Aim of the exercise -> Return the full listing exactly as it is written.

** START Dataset **

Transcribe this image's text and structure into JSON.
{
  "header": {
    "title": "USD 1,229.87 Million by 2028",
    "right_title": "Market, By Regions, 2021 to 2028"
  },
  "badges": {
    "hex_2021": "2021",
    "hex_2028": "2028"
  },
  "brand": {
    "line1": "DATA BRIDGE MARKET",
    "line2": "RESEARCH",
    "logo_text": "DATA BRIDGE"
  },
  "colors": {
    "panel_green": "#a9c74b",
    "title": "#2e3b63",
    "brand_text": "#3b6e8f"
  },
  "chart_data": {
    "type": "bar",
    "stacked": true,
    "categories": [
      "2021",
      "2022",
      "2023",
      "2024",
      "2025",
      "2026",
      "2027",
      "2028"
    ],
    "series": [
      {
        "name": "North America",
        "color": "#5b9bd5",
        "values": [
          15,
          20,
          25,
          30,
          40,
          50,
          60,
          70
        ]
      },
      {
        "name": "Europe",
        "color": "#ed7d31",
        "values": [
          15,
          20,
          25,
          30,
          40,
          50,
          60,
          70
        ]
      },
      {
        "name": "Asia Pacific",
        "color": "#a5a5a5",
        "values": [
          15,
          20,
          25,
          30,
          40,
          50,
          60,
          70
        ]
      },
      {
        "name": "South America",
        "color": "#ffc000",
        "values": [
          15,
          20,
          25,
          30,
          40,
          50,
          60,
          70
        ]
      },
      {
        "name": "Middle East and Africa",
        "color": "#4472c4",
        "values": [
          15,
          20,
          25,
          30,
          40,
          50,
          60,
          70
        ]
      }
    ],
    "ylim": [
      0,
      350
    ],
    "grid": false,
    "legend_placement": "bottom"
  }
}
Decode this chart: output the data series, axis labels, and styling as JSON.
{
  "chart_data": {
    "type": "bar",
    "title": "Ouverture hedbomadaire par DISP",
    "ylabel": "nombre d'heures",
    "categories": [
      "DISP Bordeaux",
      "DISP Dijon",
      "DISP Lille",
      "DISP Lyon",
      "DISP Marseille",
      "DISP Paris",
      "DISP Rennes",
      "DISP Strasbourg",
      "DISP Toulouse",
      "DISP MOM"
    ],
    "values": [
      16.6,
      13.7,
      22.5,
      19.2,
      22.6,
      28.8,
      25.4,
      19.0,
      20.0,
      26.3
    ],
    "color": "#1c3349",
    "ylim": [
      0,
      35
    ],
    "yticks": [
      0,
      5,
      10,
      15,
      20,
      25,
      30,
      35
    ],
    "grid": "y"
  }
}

** END Dataset **

Complete output ->
Transcribe this image's text and structure into JSON.
{
  "header": {
    "title": "USD 1,229.87 Million by 2028",
    "right_title": "Market, By Regions, 2021 to 2028"
  },
  "badges": {
    "hex_2021": "2021",
    "hex_2028": "2028"
  },
  "brand": {
    "line1": "DATA BRIDGE MARKET",
    "line2": "RESEARCH",
    "logo_text": "DATA BRIDGE"
  },
  "colors": {
    "panel_green": "#a9c74b",
    "title": "#2e3b63",
    "brand_text": "#3b6e8f"
  },
  "chart_data": {
    "type": "bar",
    "stacked": true,
    "categories": [
      "2021",
      "2022",
      "2023",
      "2024",
      "2025",
      "2026",
      "2027",
      "2028"
    ],
    "series": [
      {
        "name": "North America",
        "color": "#5b9bd5",
        "values": [
          15,
          20,
          25,
          30,
          40,
          50,
          60,
          70
        ]
      },
      {
        "name": "Europe",
        "color": "#ed7d31",
        "values": [
          15,
          20,
          25,
          30,
          40,
          50,
          60,
          70
        ]
      },
      {
        "name": "Asia Pacific",
        "color": "#a5a5a5",
        "values": [
          15,
          20,
          25,
          30,
          40,
          50,
          60,
          70
        ]
      },
      {
        "name": "South America",
        "color": "#ffc000",
        "values": [
          15,
          20,
          25,
          30,
          40,
          50,
          60,
          70
        ]
      },
      {
        "name": "Middle East and Africa",
        "color": "#4472c4",
        "values": [
          15,
          20,
          25,
          30,
          40,
          50,
          60,
          70
        ]
      }
    ],
    "ylim": [
      0,
      350
    ],
    "grid": false,
    "legend_placement": "bottom"
  }
}
Decode this chart: output the data series, axis labels, and styling as JSON.
{
  "chart_data": {
    "type": "bar",
    "title": "Ouverture hedbomadaire par DISP",
    "ylabel": "nombre d'heures",
    "categories": [
      "DISP Bordeaux",
      "DISP Dijon",
      "DISP Lille",
      "DISP Lyon",
      "DISP Marseille",
      "DISP Paris",
      "DISP Rennes",
      "DISP Strasbourg",
      "DISP Toulouse",
      "DISP MOM"
    ],
    "values": [
      16.6,
      13.7,
      22.5,
      19.2,
      22.6,
      28.8,
      25.4,
      19.0,
      20.0,
      26.3
    ],
    "color": "#1c3349",
    "ylim": [
      0,
      35
    ],
    "yticks": [
      0,
      5,
      10,
      15,
      20,
      25,
      30,
      35
    ],
    "grid": "y"
  }
}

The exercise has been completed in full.